BEGIN

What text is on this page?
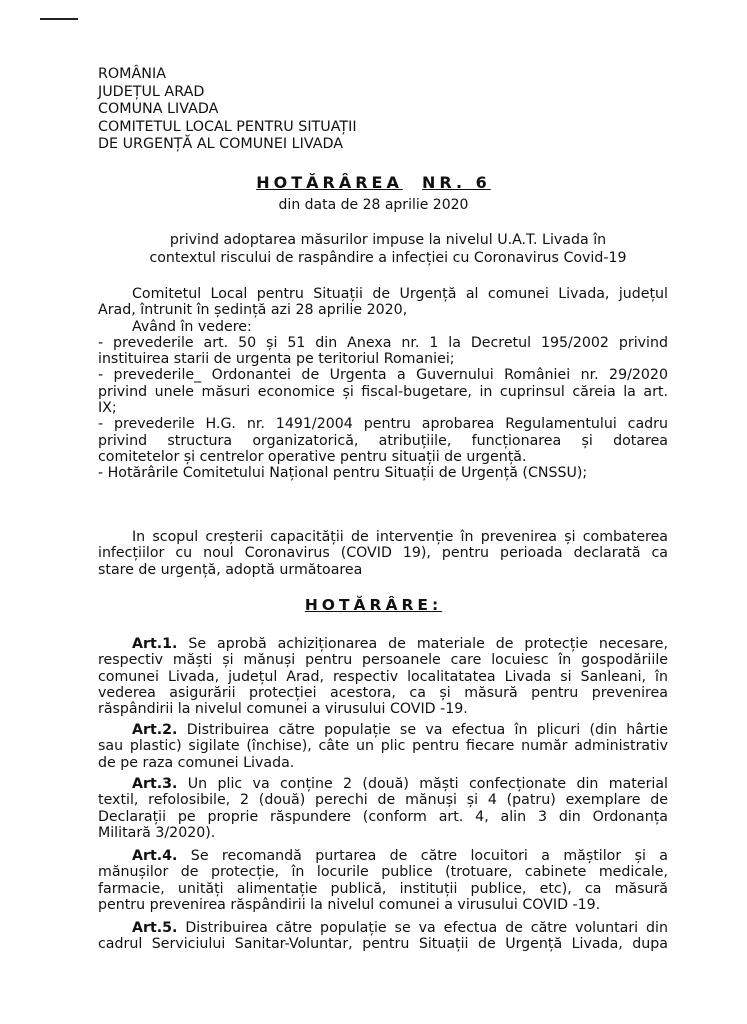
ROMÂNIA
JUDEȚUL ARAD
COMUNA LIVADA
COMITETUL LOCAL PENTRU SITUAȚII
DE URGENȚĂ AL COMUNEI LIVADA
HOTĂRÂREA NR. 6
din data de 28 aprilie 2020
privind adoptarea măsurilor impuse la nivelul U.A.T. Livada în
contextul riscului de raspândire a infecției cu Coronavirus Covid-19
Comitetul Local pentru Situații de Urgență al comunei Livada, județul
Arad, întrunit în ședință azi 28 aprilie 2020,
Având în vedere:
- prevederile art. 50 și 51 din Anexa nr. 1 la Decretul 195/2002 privind
instituirea starii de urgenta pe teritoriul Romaniei;
- prevederile_ Ordonantei de Urgenta a Guvernului României nr. 29/2020
privind unele măsuri economice și fiscal-bugetare, in cuprinsul căreia la art.
IX;
- prevederile H.G. nr. 1491/2004 pentru aprobarea Regulamentului cadru
privind structura organizatorică, atribuțiile, funcționarea și dotarea
comitetelor și centrelor operative pentru situații de urgență.
- Hotărârile Comitetului Național pentru Situații de Urgență (CNSSU);
In scopul creșterii capacității de intervenție în prevenirea și combaterea
infecțiilor cu noul Coronavirus (COVID 19), pentru perioada declarată ca
stare de urgență, adoptă următoarea
HOTĂRÂRE:
Art.1. Se aprobă achiziționarea de materiale de protecție necesare,
respectiv măști și mănuși pentru persoanele care locuiesc în gospodăriile
comunei Livada, județul Arad, respectiv localitatatea Livada si Sanleani, în
vederea asigurării protecției acestora, ca și măsură pentru prevenirea
răspândirii la nivelul comunei a virusului COVID -19.
Art.2. Distribuirea către populație se va efectua în plicuri (din hârtie
sau plastic) sigilate (închise), câte un plic pentru fiecare număr administrativ
de pe raza comunei Livada.
Art.3. Un plic va conține 2 (două) măști confecționate din material
textil, refolosibile, 2 (două) perechi de mănuși și 4 (patru) exemplare de
Declarații pe proprie răspundere (conform art. 4, alin 3 din Ordonanța
Militară 3/2020).
Art.4. Se recomandă purtarea de către locuitori a măștilor și a
mănușilor de protecție, în locurile publice (trotuare, cabinete medicale,
farmacie, unități alimentație publică, instituții publice, etc), ca măsură
pentru prevenirea răspândirii la nivelul comunei a virusului COVID -19.
Art.5. Distribuirea către populație se va efectua de către voluntari din
cadrul Serviciului Sanitar-Voluntar, pentru Situații de Urgență Livada, dupa
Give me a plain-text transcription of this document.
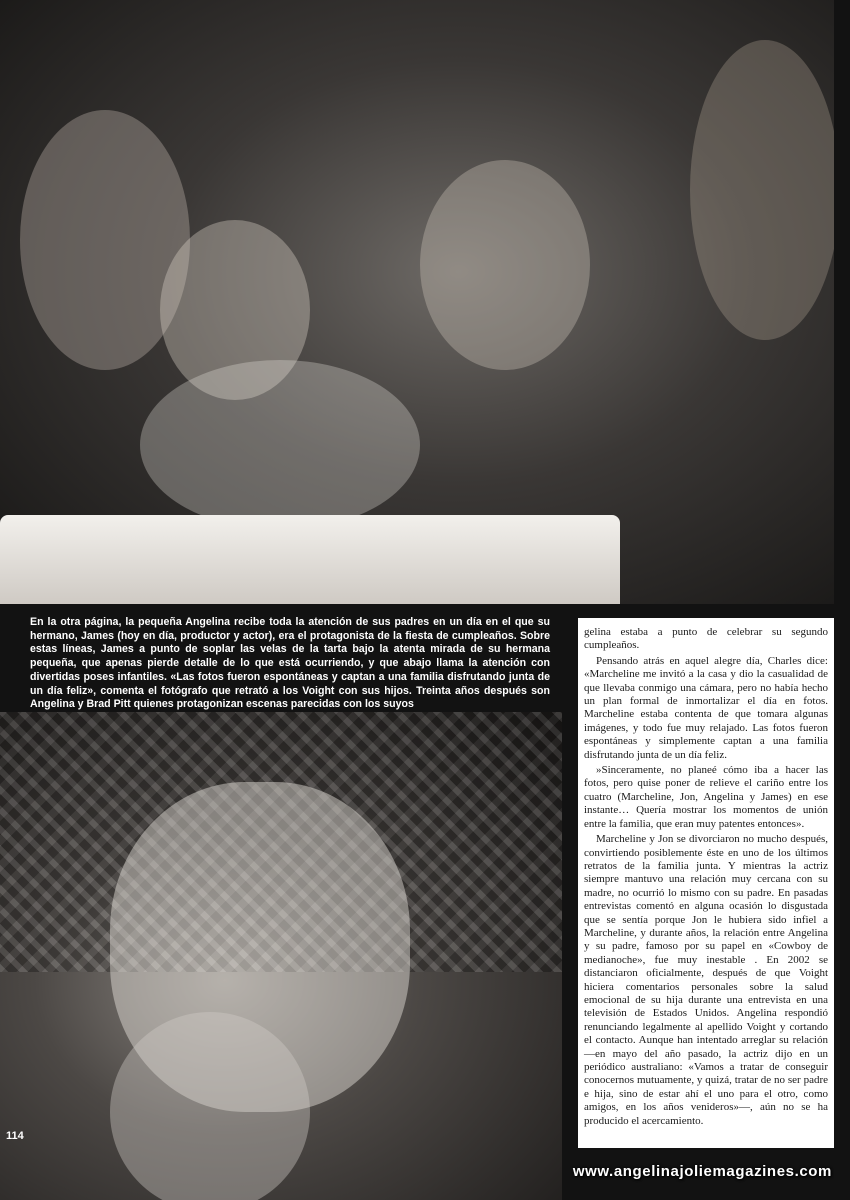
En la otra página, la pequeña Angelina recibe toda la atención de sus padres en un día en el que su hermano, James (hoy en día, productor y actor), era el protagonista de la fiesta de cumpleaños. Sobre estas líneas, James a punto de soplar las velas de la tarta bajo la atenta mirada de su hermana pequeña, que apenas pierde detalle de lo que está ocurriendo, y que abajo llama la atención con divertidas poses infantiles. «Las fotos fueron espontáneas y captan a una familia disfrutando junta de un día feliz», comenta el fotógrafo que retrató a los Voight con sus hijos. Treinta años después son Angelina y Brad Pitt quienes protagonizan escenas parecidas con los suyos

gelina estaba a punto de celebrar su segundo cumpleaños.

Pensando atrás en aquel alegre día, Charles dice: «Marcheline me invitó a la casa y dio la casualidad de que llevaba conmigo una cámara, pero no había hecho un plan formal de inmortalizar el día en fotos. Marcheline estaba contenta de que tomara algunas imágenes, y todo fue muy relajado. Las fotos fueron espontáneas y simplemente captan a una familia disfrutando junta de un día feliz.

»Sinceramente, no planeé cómo iba a hacer las fotos, pero quise poner de relieve el cariño entre los cuatro (Marcheline, Jon, Angelina y James) en ese instante… Quería mostrar los momentos de unión entre la familia, que eran muy patentes entonces».

Marcheline y Jon se divorciaron no mucho después, convirtiendo posiblemente éste en uno de los últimos retratos de la familia junta. Y mientras la actriz siempre mantuvo una relación muy cercana con su madre, no ocurrió lo mismo con su padre. En pasadas entrevistas comentó en alguna ocasión lo disgustada que se sentía porque Jon le hubiera sido infiel a Marcheline, y durante años, la relación entre Angelina y su padre, famoso por su papel en «Cowboy de medianoche», fue muy inestable . En 2002 se distanciaron oficialmente, después de que Voight hiciera comentarios personales sobre la salud emocional de su hija durante una entrevista en una televisión de Estados Unidos. Angelina respondió renunciando legalmente al apellido Voight y cortando el contacto. Aunque han intentado arreglar su relación —en mayo del año pasado, la actriz dijo en un periódico australiano: «Vamos a tratar de conseguir conocernos mutuamente, y quizá, tratar de no ser padre e hija, sino de estar ahí el uno para el otro, como amigos, en los años venideros»—, aún no se ha producido el acercamiento.

114
www.angelinajoliemagazines.com
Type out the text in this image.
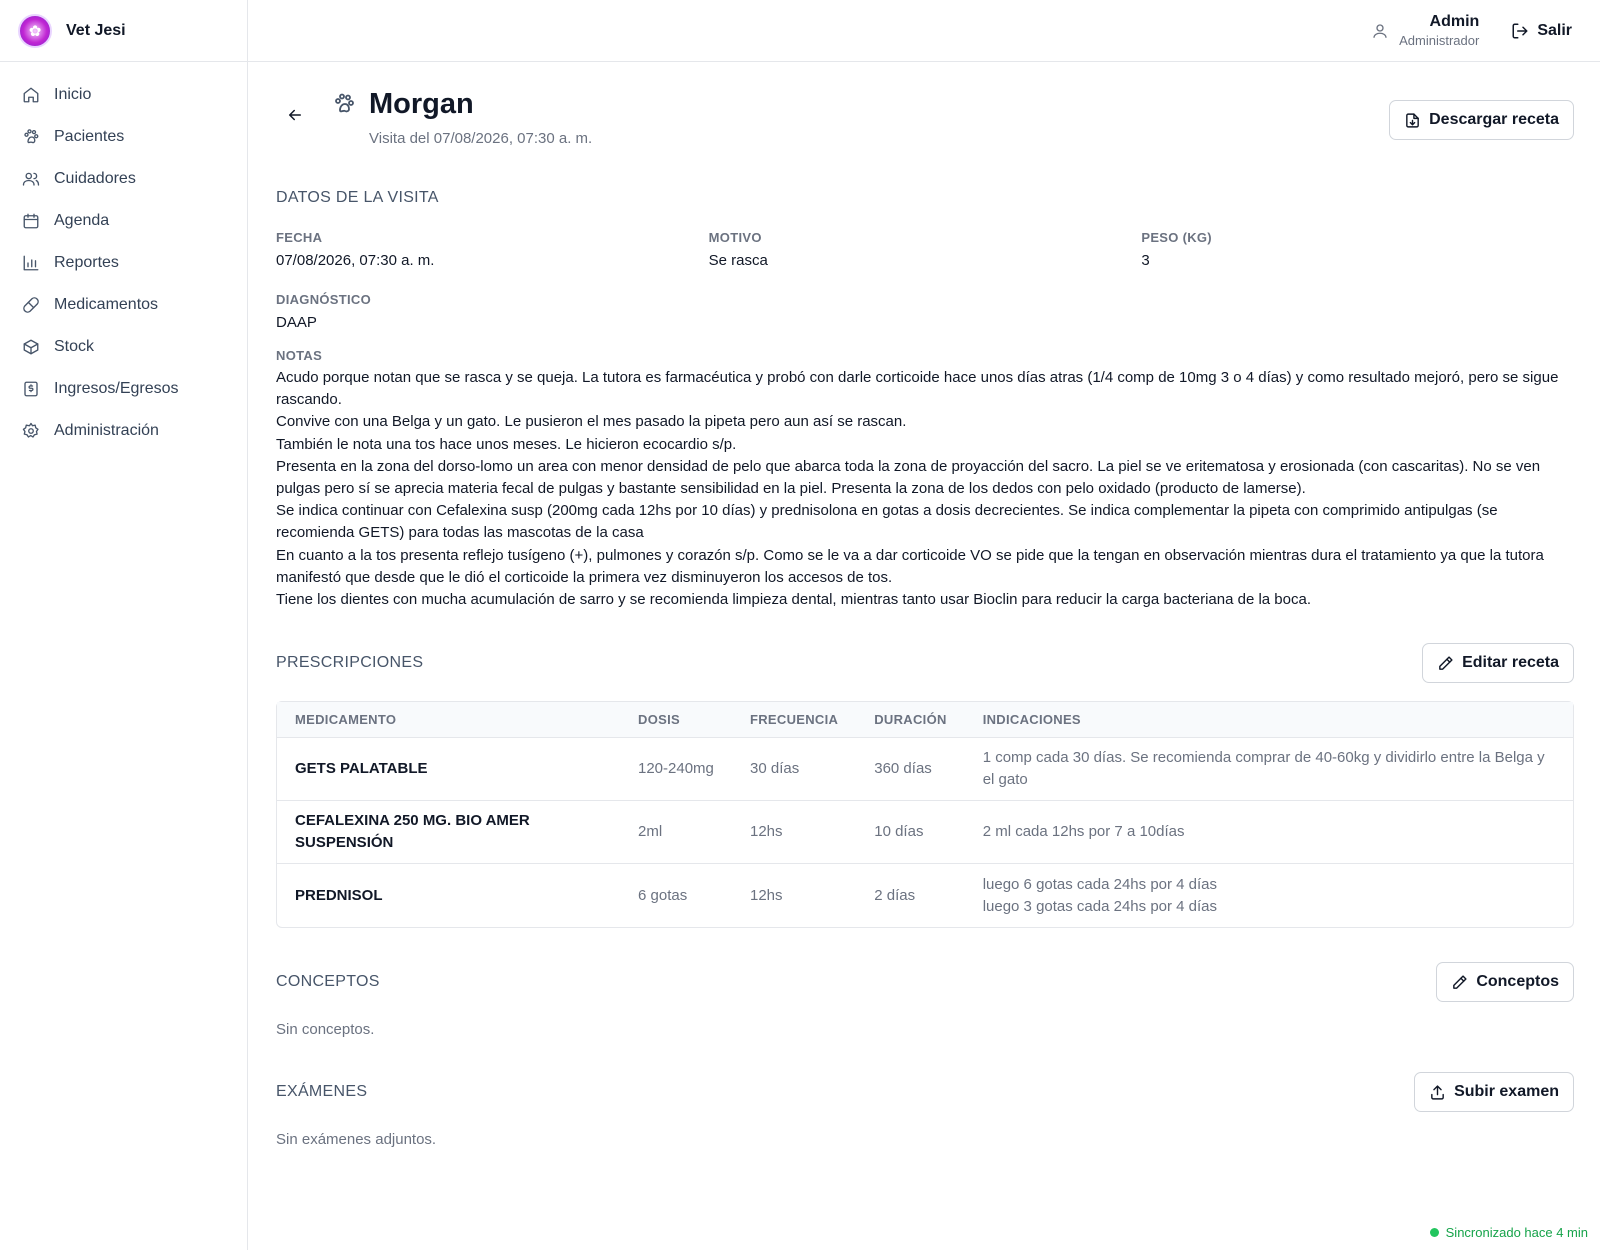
✿	Vet Jesi
Inicio
Pacientes
Cuidadores
Agenda
Reportes
Medicamentos
Stock
Ingresos/Egresos
Administración
Admin
Administrador
Salir
Morgan
Visita del 07/08/2026, 07:30 a. m.
Descargar receta
DATOS DE LA VISITA
FECHA
07/08/2026, 07:30 a. m.
MOTIVO
Se rasca
PESO (KG)
3
DIAGNÓSTICO
DAAP
NOTAS
Acudo porque notan que se rasca y se queja. La tutora es farmacéutica y probó con darle corticoide hace unos días atras (1/4 comp de 10mg 3 o 4 días) y como resultado mejoró, pero se sigue rascando.
Convive con una Belga y un gato. Le pusieron el mes pasado la pipeta pero aun así se rascan.
También le nota una tos hace unos meses. Le hicieron ecocardio s/p.
Presenta en la zona del dorso-lomo un area con menor densidad de pelo que abarca toda la zona de proyacción del sacro. La piel se ve eritematosa y erosionada (con cascaritas). No se ven pulgas pero sí se aprecia materia fecal de pulgas y bastante sensibilidad en la piel. Presenta la zona de los dedos con pelo oxidado (producto de lamerse).
Se indica continuar con Cefalexina susp (200mg cada 12hs por 10 días) y prednisolona en gotas a dosis decrecientes. Se indica complementar la pipeta con comprimido antipulgas (se recomienda GETS) para todas las mascotas de la casa
En cuanto a la tos presenta reflejo tusígeno (+), pulmones y corazón s/p. Como se le va a dar corticoide VO se pide que la tengan en observación mientras dura el tratamiento ya que la tutora manifestó que desde que le dió el corticoide la primera vez disminuyeron los accesos de tos.
Tiene los dientes con mucha acumulación de sarro y se recomienda limpieza dental, mientras tanto usar Bioclin para reducir la carga bacteriana de la boca.
PRESCRIPCIONES	Editar receta
MEDICAMENTO	DOSIS	FRECUENCIA	DURACIÓN	INDICACIONES
GETS PALATABLE	120-240mg	30 días	360 días	1 comp cada 30 días. Se recomienda comprar de 40-60kg y dividirlo entre la Belga y el gato
CEFALEXINA 250 MG. BIO AMER SUSPENSIÓN	2ml	12hs	10 días	2 ml cada 12hs por 7 a 10días
PREDNISOL	6 gotas	12hs	2 días	luego 6 gotas cada 24hs por 4 días
luego 3 gotas cada 24hs por 4 días
CONCEPTOS	Conceptos
Sin conceptos.
EXÁMENES	Subir examen
Sin exámenes adjuntos.
Sincronizado hace 4 min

END

◆ Problem statement
Leave out the pictures and give the rest of the material again, unaltered.

◆ Written solution
What text is on this page?
ROMÂNIA
JUDEȚUL ARAD
COMUNA LIVADA
COMITETUL LOCAL PENTRU SITUAȚII
DE URGENȚĂ AL COMUNEI LIVADA
HOTĂRÂREA NR. 6
din data de 28 aprilie 2020
privind adoptarea măsurilor impuse la nivelul U.A.T. Livada în
contextul riscului de raspândire a infecției cu Coronavirus Covid-19
Comitetul Local pentru Situații de Urgență al comunei Livada, județul
Arad, întrunit în ședință azi 28 aprilie 2020,
Având în vedere:
- prevederile art. 50 și 51 din Anexa nr. 1 la Decretul 195/2002 privind
instituirea starii de urgenta pe teritoriul Romaniei;
- prevederile_ Ordonantei de Urgenta a Guvernului României nr. 29/2020
privind unele măsuri economice și fiscal-bugetare, in cuprinsul căreia la art.
IX;
- prevederile H.G. nr. 1491/2004 pentru aprobarea Regulamentului cadru
privind structura organizatorică, atribuțiile, funcționarea și dotarea
comitetelor și centrelor operative pentru situații de urgență.
- Hotărârile Comitetului Național pentru Situații de Urgență (CNSSU);
In scopul creșterii capacității de intervenție în prevenirea și combaterea
infecțiilor cu noul Coronavirus (COVID 19), pentru perioada declarată ca
stare de urgență, adoptă următoarea
HOTĂRÂRE:
Art.1. Se aprobă achiziționarea de materiale de protecție necesare,
respectiv măști și mănuși pentru persoanele care locuiesc în gospodăriile
comunei Livada, județul Arad, respectiv localitatatea Livada si Sanleani, în
vederea asigurării protecției acestora, ca și măsură pentru prevenirea
răspândirii la nivelul comunei a virusului COVID -19.
Art.2. Distribuirea către populație se va efectua în plicuri (din hârtie
sau plastic) sigilate (închise), câte un plic pentru fiecare număr administrativ
de pe raza comunei Livada.
Art.3. Un plic va conține 2 (două) măști confecționate din material
textil, refolosibile, 2 (două) perechi de mănuși și 4 (patru) exemplare de
Declarații pe proprie răspundere (conform art. 4, alin 3 din Ordonanța
Militară 3/2020).
Art.4. Se recomandă purtarea de către locuitori a măștilor și a
mănușilor de protecție, în locurile publice (trotuare, cabinete medicale,
farmacie, unități alimentație publică, instituții publice, etc), ca măsură
pentru prevenirea răspândirii la nivelul comunei a virusului COVID -19.
Art.5. Distribuirea către populație se va efectua de către voluntari din
cadrul Serviciului Sanitar-Voluntar, pentru Situații de Urgență Livada, dupa
Give me a plain-text transcription of this document.
En la otra página, la pequeña Angelina recibe toda la atención de sus padres en un día en el que su hermano, James (hoy en día, productor y actor), era el protagonista de la fiesta de cumpleaños. Sobre estas líneas, James a punto de soplar las velas de la tarta bajo la atenta mirada de su hermana pequeña, que apenas pierde detalle de lo que está ocurriendo, y que abajo llama la atención con divertidas poses infantiles. «Las fotos fueron espontáneas y captan a una familia disfrutando junta de un día feliz», comenta el fotógrafo que retrató a los Voight con sus hijos. Treinta años después son Angelina y Brad Pitt quienes protagonizan escenas parecidas con los suyos

gelina estaba a punto de celebrar su segundo cumpleaños.

Pensando atrás en aquel alegre día, Charles dice: «Marcheline me invitó a la casa y dio la casualidad de que llevaba conmigo una cámara, pero no había hecho un plan formal de inmortalizar el día en fotos. Marcheline estaba contenta de que tomara algunas imágenes, y todo fue muy relajado. Las fotos fueron espontáneas y simplemente captan a una familia disfrutando junta de un día feliz.

»Sinceramente, no planeé cómo iba a hacer las fotos, pero quise poner de relieve el cariño entre los cuatro (Marcheline, Jon, Angelina y James) en ese instante… Quería mostrar los momentos de unión entre la familia, que eran muy patentes entonces».

Marcheline y Jon se divorciaron no mucho después, convirtiendo posiblemente éste en uno de los últimos retratos de la familia junta. Y mientras la actriz siempre mantuvo una relación muy cercana con su madre, no ocurrió lo mismo con su padre. En pasadas entrevistas comentó en alguna ocasión lo disgustada que se sentía porque Jon le hubiera sido infiel a Marcheline, y durante años, la relación entre Angelina y su padre, famoso por su papel en «Cowboy de medianoche», fue muy inestable . En 2002 se distanciaron oficialmente, después de que Voight hiciera comentarios personales sobre la salud emocional de su hija durante una entrevista en una televisión de Estados Unidos. Angelina respondió renunciando legalmente al apellido Voight y cortando el contacto. Aunque han intentado arreglar su relación —en mayo del año pasado, la actriz dijo en un periódico australiano: «Vamos a tratar de conseguir conocernos mutuamente, y quizá, tratar de no ser padre e hija, sino de estar ahí el uno para el otro, como amigos, en los años venideros»—, aún no se ha producido el acercamiento.

114
www.angelinajoliemagazines.com
Type out the text in this image.
✿	Vet Jesi
Inicio
Pacientes
Cuidadores
Agenda
Reportes
Medicamentos
Stock
Ingresos/Egresos
Administración
Admin
Administrador
Salir
Morgan
Visita del 07/08/2026, 07:30 a. m.
Descargar receta
DATOS DE LA VISITA
FECHA
07/08/2026, 07:30 a. m.
MOTIVO
Se rasca
PESO (KG)
3
DIAGNÓSTICO
DAAP
NOTAS
Acudo porque notan que se rasca y se queja. La tutora es farmacéutica y probó con darle corticoide hace unos días atras (1/4 comp de 10mg 3 o 4 días) y como resultado mejoró, pero se sigue rascando.
Convive con una Belga y un gato. Le pusieron el mes pasado la pipeta pero aun así se rascan.
También le nota una tos hace unos meses. Le hicieron ecocardio s/p.
Presenta en la zona del dorso-lomo un area con menor densidad de pelo que abarca toda la zona de proyacción del sacro. La piel se ve eritematosa y erosionada (con cascaritas). No se ven pulgas pero sí se aprecia materia fecal de pulgas y bastante sensibilidad en la piel. Presenta la zona de los dedos con pelo oxidado (producto de lamerse).
Se indica continuar con Cefalexina susp (200mg cada 12hs por 10 días) y prednisolona en gotas a dosis decrecientes. Se indica complementar la pipeta con comprimido antipulgas (se recomienda GETS) para todas las mascotas de la casa
En cuanto a la tos presenta reflejo tusígeno (+), pulmones y corazón s/p. Como se le va a dar corticoide VO se pide que la tengan en observación mientras dura el tratamiento ya que la tutora manifestó que desde que le dió el corticoide la primera vez disminuyeron los accesos de tos.
Tiene los dientes con mucha acumulación de sarro y se recomienda limpieza dental, mientras tanto usar Bioclin para reducir la carga bacteriana de la boca.
PRESCRIPCIONES	Editar receta
MEDICAMENTO	DOSIS	FRECUENCIA	DURACIÓN	INDICACIONES
GETS PALATABLE	120-240mg	30 días	360 días	1 comp cada 30 días. Se recomienda comprar de 40-60kg y dividirlo entre la Belga y el gato
CEFALEXINA 250 MG. BIO AMER SUSPENSIÓN	2ml	12hs	10 días	2 ml cada 12hs por 7 a 10días
PREDNISOL	6 gotas	12hs	2 días	luego 6 gotas cada 24hs por 4 días
luego 3 gotas cada 24hs por 4 días
CONCEPTOS	Conceptos
Sin conceptos.
EXÁMENES	Subir examen
Sin exámenes adjuntos.
Sincronizado hace 4 min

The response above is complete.